# Verilen alıntı
———
Özelleştirmede dikkat çeken detay ise OTAŞ şirketinin büyük patronunun Hariri Ailesi olması. O dönem başbakan olan Recep Tayyip Erdoğan, eski Başbakan Refik Hariri'nin ölümü üzerine Lübnan'a baş sağlığına gitti. Erdoğan'ın 15-16 Haziran 2005'te Ulaştırma Bakanı Binali Yıldırım ile yaptığı ziyaret üzerinden çok geçmeden 3 Temmuz 2005'te Türk Telekom özelleştirme ihalesini OTAŞ aldı. Erdoğan'ın Hariri ailesi ile iletişimi devam ediyor. Dün akşam saatlerinde Ankara'da, eski Lübnan Başkabakanı Saad Hariri ile Erdoğan bir kez daha görüştü.
TEKEL: AMERİKALI UCUZA ALDI 3 KATI DAHA PAHALIYA SATTI
TEKEL, köklü bir kuruluştu. Osmanlı döneminin büyük şirketi olan Reji'nin Cumhuriyet'in kurulmasının ardından 1925'te kamulaştırılmasıyla kuruldu. Yüz binlerce tarım üreticisi ve fabrikalarda çalışan işçi için adeta bir sığınaktı. Ülkenin üreticisini de işçisini de ihya ediyordu.
TEKEL'in içki bölümü, 2004 yılında AKP tarafından 292 milyon dolara Nurol Holding ve arkasındaki Amerikalı Konsorsiyum'a satıldı. Satış TEKEL'in kasasında bulunan 348,4 milyon lira ve depolardaki 70 milyon lira değerindeki içkiyle gerçekleşti.
Satışın ardından içler acısı bir durum daha gerçekleşti. Nurol Holding ve Konsorsiyum, işletmenin yüzde 92'lik hissesini Amerikan Teksas Pacific Group'a aldığı bedelin 3 katı fiyatla, 810 milyon dolara sattı.
———
Kutu açıklama verileri
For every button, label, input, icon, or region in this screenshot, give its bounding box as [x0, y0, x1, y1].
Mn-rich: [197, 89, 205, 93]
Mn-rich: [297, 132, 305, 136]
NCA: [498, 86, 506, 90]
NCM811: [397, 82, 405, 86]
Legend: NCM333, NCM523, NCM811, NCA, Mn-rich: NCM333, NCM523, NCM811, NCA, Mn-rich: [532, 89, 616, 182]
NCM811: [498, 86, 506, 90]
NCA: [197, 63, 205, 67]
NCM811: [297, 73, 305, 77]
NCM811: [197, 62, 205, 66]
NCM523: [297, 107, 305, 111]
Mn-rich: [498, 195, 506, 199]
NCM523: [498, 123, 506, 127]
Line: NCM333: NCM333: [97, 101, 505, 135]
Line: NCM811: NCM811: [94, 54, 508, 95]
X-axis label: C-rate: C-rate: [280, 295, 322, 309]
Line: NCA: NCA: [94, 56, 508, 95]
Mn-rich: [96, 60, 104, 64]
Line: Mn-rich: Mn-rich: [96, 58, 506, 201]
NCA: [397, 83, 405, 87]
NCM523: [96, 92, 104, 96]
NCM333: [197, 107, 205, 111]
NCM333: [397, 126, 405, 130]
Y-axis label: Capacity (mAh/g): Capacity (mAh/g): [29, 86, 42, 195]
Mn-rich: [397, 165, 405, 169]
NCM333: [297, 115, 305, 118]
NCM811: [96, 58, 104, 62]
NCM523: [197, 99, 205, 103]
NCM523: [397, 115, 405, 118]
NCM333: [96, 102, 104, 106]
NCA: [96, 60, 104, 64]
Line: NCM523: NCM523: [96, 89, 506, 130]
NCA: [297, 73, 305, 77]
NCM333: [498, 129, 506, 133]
———
# Yapılacaklar
1/ Özelleştirmeler hakkındaki metni iki cümleyle özetleyin.
2/ Özelleştirmeler hakkındaki metinde adı ve soyadıyla geçen bütün kişileri sıralayın.

# Çözüm listesi
1/ Türk Telekom özelleştirme ihalesini, Erdoğan'ın Refik Hariri'nin ölümü üzerine Lübnan'a yaptığı taziye ziyaretinden kısa süre sonra, büyük patronu Hariri Ailesi olan OTAŞ aldı. TEKEL'in içki bölümü 2004'te 292 milyon dolara Nurol Holding ve Amerikalı Konsorsiyum'a satıldı; bunlar da işletmenin yüzde 92'lik hissesini aldıkları bedelin 3 katına, 810 milyon dolara Teksas Pacific Group'a sattı.

2/
- Recep Tayyip Erdoğan
- Refik Hariri
- Binali Yıldırım
- Saad Hariri